TO BE DONE: Restate the data exactly as given and keep the pictures out.

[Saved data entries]
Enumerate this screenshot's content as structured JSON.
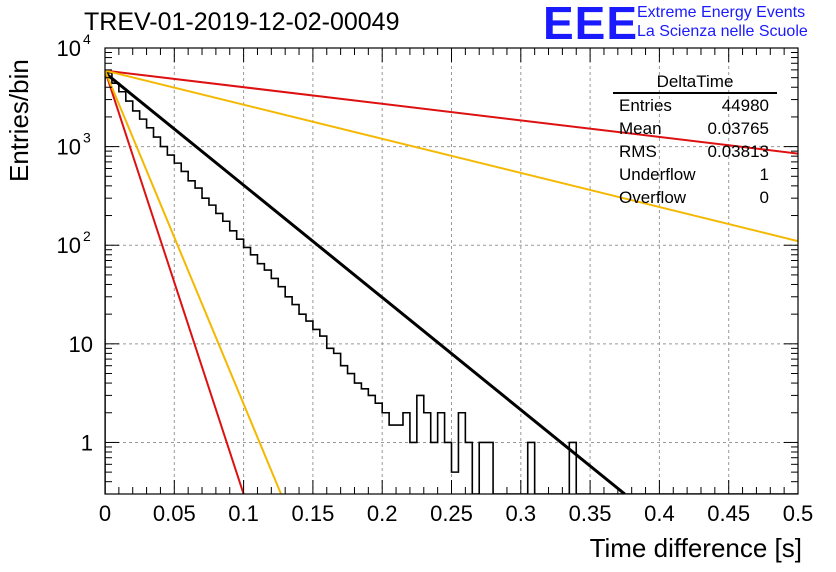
{
  "title": "TREV-01-2019-12-02-00049",
  "logo": {
    "mark": "EEE",
    "line1": "Extreme Energy Events",
    "line2": "La Scienza nelle Scuole"
  },
  "stats_box": {
    "name": "DeltaTime",
    "rows": [
      {
        "label": "Entries",
        "value": "44980"
      },
      {
        "label": "Mean",
        "value": "0.03765"
      },
      {
        "label": "RMS",
        "value": "0.03813"
      },
      {
        "label": "Underflow",
        "value": "1"
      },
      {
        "label": "Overflow",
        "value": "0"
      }
    ]
  },
  "colors": {
    "histogram": "#000000",
    "fit": "#000000",
    "red_curves": "#dd1111",
    "orange_curves": "#f5b800",
    "grid": "#999999"
  },
  "chart_data": {
    "type": "line",
    "xlabel": "Time difference [s]",
    "ylabel": "Entries/bin",
    "xlim": [
      0,
      0.5
    ],
    "ylim": [
      0.3,
      10000
    ],
    "yscale": "log",
    "grid": true,
    "x_ticks": [
      "0",
      "0.05",
      "0.1",
      "0.15",
      "0.2",
      "0.25",
      "0.3",
      "0.35",
      "0.4",
      "0.45",
      "0.5"
    ],
    "y_ticks": [
      {
        "value": 1,
        "label": "1"
      },
      {
        "value": 10,
        "label": "10"
      },
      {
        "value": 100,
        "label": "10",
        "exp": "2"
      },
      {
        "value": 1000,
        "label": "10",
        "exp": "3"
      },
      {
        "value": 10000,
        "label": "10",
        "exp": "4"
      }
    ],
    "histogram": {
      "bin_width": 0.005,
      "counts": [
        5600,
        4400,
        3600,
        2900,
        2300,
        1900,
        1550,
        1250,
        1000,
        820,
        680,
        560,
        450,
        380,
        300,
        255,
        210,
        175,
        140,
        115,
        95,
        80,
        65,
        56,
        46,
        38,
        30,
        25,
        20,
        17,
        14,
        12,
        9,
        8,
        6,
        5,
        4,
        3.5,
        3,
        2.5,
        2,
        1.5,
        1.5,
        2,
        1,
        3,
        2,
        1,
        2,
        1,
        0.5,
        2,
        1,
        0,
        1,
        1,
        0,
        0,
        0,
        0,
        0,
        1,
        0,
        0,
        0,
        0,
        0,
        1,
        0,
        0,
        0,
        0,
        0,
        0,
        0,
        0,
        0,
        0,
        0,
        0,
        0,
        0,
        0,
        0,
        0,
        0,
        0,
        0,
        0,
        0,
        0,
        0,
        0,
        0,
        0,
        0,
        0,
        0,
        0,
        0
      ]
    },
    "series": [
      {
        "color": "black",
        "x": [
          0,
          0.375
        ],
        "y": [
          5600,
          0.3
        ]
      },
      {
        "color": "red",
        "x": [
          0,
          0.5
        ],
        "y": [
          5900,
          850
        ]
      },
      {
        "color": "orange",
        "x": [
          0,
          0.5
        ],
        "y": [
          5900,
          110
        ]
      },
      {
        "color": "red",
        "x": [
          0,
          0.1
        ],
        "y": [
          5900,
          0.3
        ]
      },
      {
        "color": "orange",
        "x": [
          0,
          0.127
        ],
        "y": [
          5900,
          0.3
        ]
      }
    ]
  }
}
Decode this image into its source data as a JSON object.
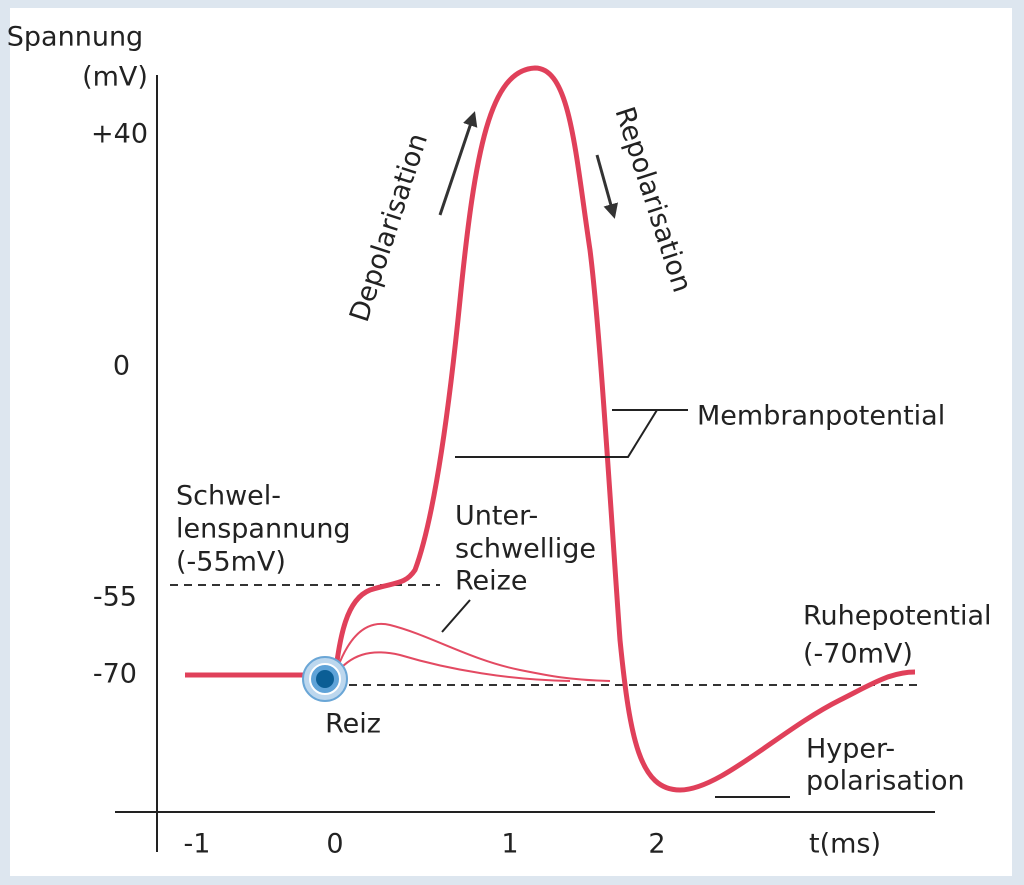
{
  "axes": {
    "y_label": "Spannung",
    "y_unit": "(mV)",
    "y_ticks": [
      "+40",
      "0",
      "-55",
      "-70"
    ],
    "x_ticks": [
      "-1",
      "0",
      "1",
      "2"
    ],
    "x_label": "t(ms)"
  },
  "annotations": {
    "depolarisation": "Depolarisation",
    "repolarisation": "Repolarisation",
    "membranpotential": "Membranpotential",
    "schwellenspannung": [
      "Schwel-",
      "lenspannung",
      "(-55mV)"
    ],
    "unterschwellige_reize": [
      "Unter-",
      "schwellige",
      "Reize"
    ],
    "ruhepotential": [
      "Ruhepotential",
      "(-70mV)"
    ],
    "hyperpolarisation": [
      "Hyper-",
      "polarisation"
    ],
    "reiz": "Reiz"
  }
}
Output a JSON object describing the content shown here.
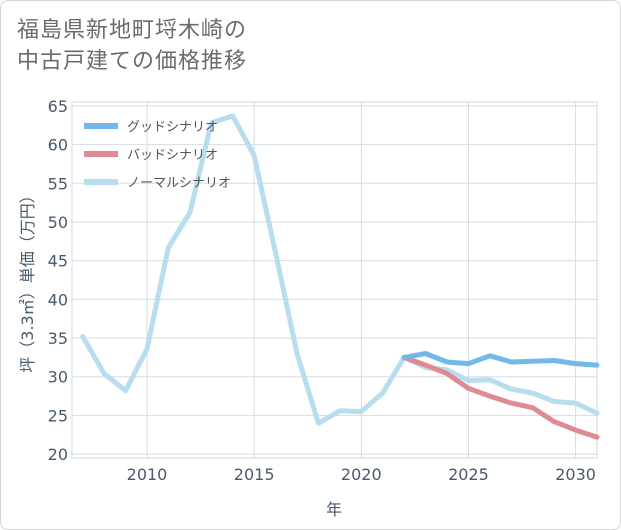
{
  "title_line1": "福島県新地町埒木崎の",
  "title_line2": "中古戸建ての価格推移",
  "chart_data": {
    "type": "line",
    "xlabel": "年",
    "ylabel": "坪（3.3㎡）単価（万円）",
    "xlim": [
      2006.5,
      2031
    ],
    "ylim": [
      19.5,
      65.5
    ],
    "x_ticks": [
      2010,
      2015,
      2020,
      2025,
      2030
    ],
    "y_ticks": [
      20,
      25,
      30,
      35,
      40,
      45,
      50,
      55,
      60,
      65
    ],
    "grid": true,
    "legend_position": "top-left",
    "series": [
      {
        "name": "グッドシナリオ",
        "color": "#72b8e8",
        "x": [
          2022,
          2023,
          2024,
          2025,
          2026,
          2027,
          2028,
          2029,
          2030,
          2031
        ],
        "values": [
          32.5,
          33.0,
          31.9,
          31.7,
          32.7,
          31.9,
          32.0,
          32.1,
          31.7,
          31.5
        ]
      },
      {
        "name": "バッドシナリオ",
        "color": "#e08a94",
        "x": [
          2022,
          2023,
          2024,
          2025,
          2026,
          2027,
          2028,
          2029,
          2030,
          2031
        ],
        "values": [
          32.5,
          31.5,
          30.4,
          28.5,
          27.5,
          26.6,
          26.0,
          24.2,
          23.1,
          22.2
        ]
      },
      {
        "name": "ノーマルシナリオ",
        "color": "#b8ddef",
        "x": [
          2007,
          2008,
          2009,
          2010,
          2011,
          2012,
          2013,
          2014,
          2015,
          2016,
          2017,
          2018,
          2019,
          2020,
          2021,
          2022,
          2023,
          2024,
          2025,
          2026,
          2027,
          2028,
          2029,
          2030,
          2031
        ],
        "values": [
          35.2,
          30.4,
          28.2,
          33.6,
          46.7,
          51.2,
          62.8,
          63.7,
          58.6,
          46.0,
          33.0,
          24.0,
          25.6,
          25.5,
          27.9,
          32.5,
          31.2,
          30.9,
          29.5,
          29.6,
          28.4,
          27.9,
          26.8,
          26.6,
          25.3
        ]
      }
    ]
  }
}
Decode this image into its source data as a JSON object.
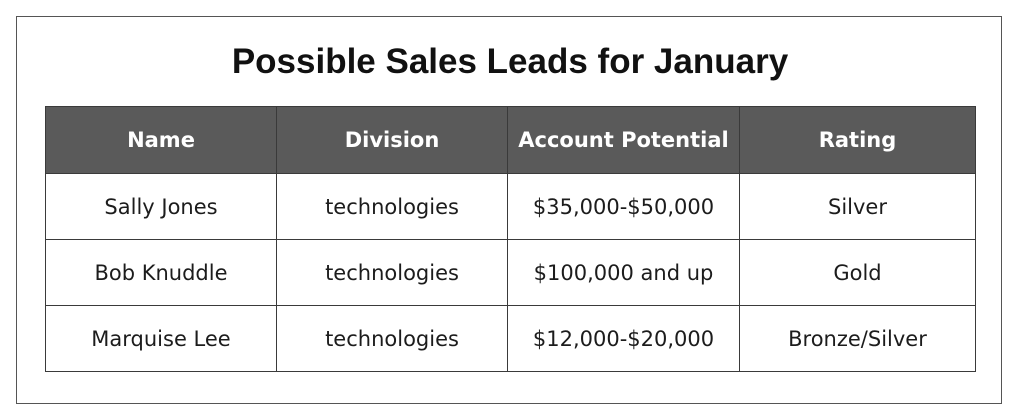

FINISHED TASK:
Enumerate this screenshot's content as structured JSON.
{
  "title": "TREV-01-2019-12-02-00049",
  "logo": {
    "mark": "EEE",
    "line1": "Extreme Energy Events",
    "line2": "La Scienza nelle Scuole"
  },
  "stats_box": {
    "name": "DeltaTime",
    "rows": [
      {
        "label": "Entries",
        "value": "44980"
      },
      {
        "label": "Mean",
        "value": "0.03765"
      },
      {
        "label": "RMS",
        "value": "0.03813"
      },
      {
        "label": "Underflow",
        "value": "1"
      },
      {
        "label": "Overflow",
        "value": "0"
      }
    ]
  },
  "colors": {
    "histogram": "#000000",
    "fit": "#000000",
    "red_curves": "#dd1111",
    "orange_curves": "#f5b800",
    "grid": "#999999"
  },
  "chart_data": {
    "type": "line",
    "xlabel": "Time difference [s]",
    "ylabel": "Entries/bin",
    "xlim": [
      0,
      0.5
    ],
    "ylim": [
      0.3,
      10000
    ],
    "yscale": "log",
    "grid": true,
    "x_ticks": [
      "0",
      "0.05",
      "0.1",
      "0.15",
      "0.2",
      "0.25",
      "0.3",
      "0.35",
      "0.4",
      "0.45",
      "0.5"
    ],
    "y_ticks": [
      {
        "value": 1,
        "label": "1"
      },
      {
        "value": 10,
        "label": "10"
      },
      {
        "value": 100,
        "label": "10",
        "exp": "2"
      },
      {
        "value": 1000,
        "label": "10",
        "exp": "3"
      },
      {
        "value": 10000,
        "label": "10",
        "exp": "4"
      }
    ],
    "histogram": {
      "bin_width": 0.005,
      "counts": [
        5600,
        4400,
        3600,
        2900,
        2300,
        1900,
        1550,
        1250,
        1000,
        820,
        680,
        560,
        450,
        380,
        300,
        255,
        210,
        175,
        140,
        115,
        95,
        80,
        65,
        56,
        46,
        38,
        30,
        25,
        20,
        17,
        14,
        12,
        9,
        8,
        6,
        5,
        4,
        3.5,
        3,
        2.5,
        2,
        1.5,
        1.5,
        2,
        1,
        3,
        2,
        1,
        2,
        1,
        0.5,
        2,
        1,
        0,
        1,
        1,
        0,
        0,
        0,
        0,
        0,
        1,
        0,
        0,
        0,
        0,
        0,
        1,
        0,
        0,
        0,
        0,
        0,
        0,
        0,
        0,
        0,
        0,
        0,
        0,
        0,
        0,
        0,
        0,
        0,
        0,
        0,
        0,
        0,
        0,
        0,
        0,
        0,
        0,
        0,
        0,
        0,
        0,
        0,
        0
      ]
    },
    "series": [
      {
        "color": "black",
        "x": [
          0,
          0.375
        ],
        "y": [
          5600,
          0.3
        ]
      },
      {
        "color": "red",
        "x": [
          0,
          0.5
        ],
        "y": [
          5900,
          850
        ]
      },
      {
        "color": "orange",
        "x": [
          0,
          0.5
        ],
        "y": [
          5900,
          110
        ]
      },
      {
        "color": "red",
        "x": [
          0,
          0.1
        ],
        "y": [
          5900,
          0.3
        ]
      },
      {
        "color": "orange",
        "x": [
          0,
          0.127
        ],
        "y": [
          5900,
          0.3
        ]
      }
    ]
  }
}
Decode this image into its source data as a JSON object.
{
  "axes": {
    "y_label": "Spannung",
    "y_unit": "(mV)",
    "y_ticks": [
      "+40",
      "0",
      "-55",
      "-70"
    ],
    "x_ticks": [
      "-1",
      "0",
      "1",
      "2"
    ],
    "x_label": "t(ms)"
  },
  "annotations": {
    "depolarisation": "Depolarisation",
    "repolarisation": "Repolarisation",
    "membranpotential": "Membranpotential",
    "schwellenspannung": [
      "Schwel-",
      "lenspannung",
      "(-55mV)"
    ],
    "unterschwellige_reize": [
      "Unter-",
      "schwellige",
      "Reize"
    ],
    "ruhepotential": [
      "Ruhepotential",
      "(-70mV)"
    ],
    "hyperpolarisation": [
      "Hyper-",
      "polarisation"
    ],
    "reiz": "Reiz"
  }
}
Output a JSON object describing the content shown here.
{
  "title_line1": "福島県新地町埒木崎の",
  "title_line2": "中古戸建ての価格推移",
  "chart_data": {
    "type": "line",
    "xlabel": "年",
    "ylabel": "坪（3.3㎡）単価（万円）",
    "xlim": [
      2006.5,
      2031
    ],
    "ylim": [
      19.5,
      65.5
    ],
    "x_ticks": [
      2010,
      2015,
      2020,
      2025,
      2030
    ],
    "y_ticks": [
      20,
      25,
      30,
      35,
      40,
      45,
      50,
      55,
      60,
      65
    ],
    "grid": true,
    "legend_position": "top-left",
    "series": [
      {
        "name": "グッドシナリオ",
        "color": "#72b8e8",
        "x": [
          2022,
          2023,
          2024,
          2025,
          2026,
          2027,
          2028,
          2029,
          2030,
          2031
        ],
        "values": [
          32.5,
          33.0,
          31.9,
          31.7,
          32.7,
          31.9,
          32.0,
          32.1,
          31.7,
          31.5
        ]
      },
      {
        "name": "バッドシナリオ",
        "color": "#e08a94",
        "x": [
          2022,
          2023,
          2024,
          2025,
          2026,
          2027,
          2028,
          2029,
          2030,
          2031
        ],
        "values": [
          32.5,
          31.5,
          30.4,
          28.5,
          27.5,
          26.6,
          26.0,
          24.2,
          23.1,
          22.2
        ]
      },
      {
        "name": "ノーマルシナリオ",
        "color": "#b8ddef",
        "x": [
          2007,
          2008,
          2009,
          2010,
          2011,
          2012,
          2013,
          2014,
          2015,
          2016,
          2017,
          2018,
          2019,
          2020,
          2021,
          2022,
          2023,
          2024,
          2025,
          2026,
          2027,
          2028,
          2029,
          2030,
          2031
        ],
        "values": [
          35.2,
          30.4,
          28.2,
          33.6,
          46.7,
          51.2,
          62.8,
          63.7,
          58.6,
          46.0,
          33.0,
          24.0,
          25.6,
          25.5,
          27.9,
          32.5,
          31.2,
          30.9,
          29.5,
          29.6,
          28.4,
          27.9,
          26.8,
          26.6,
          25.3
        ]
      }
    ]
  }
}
Decode this image into its source data as a JSON object.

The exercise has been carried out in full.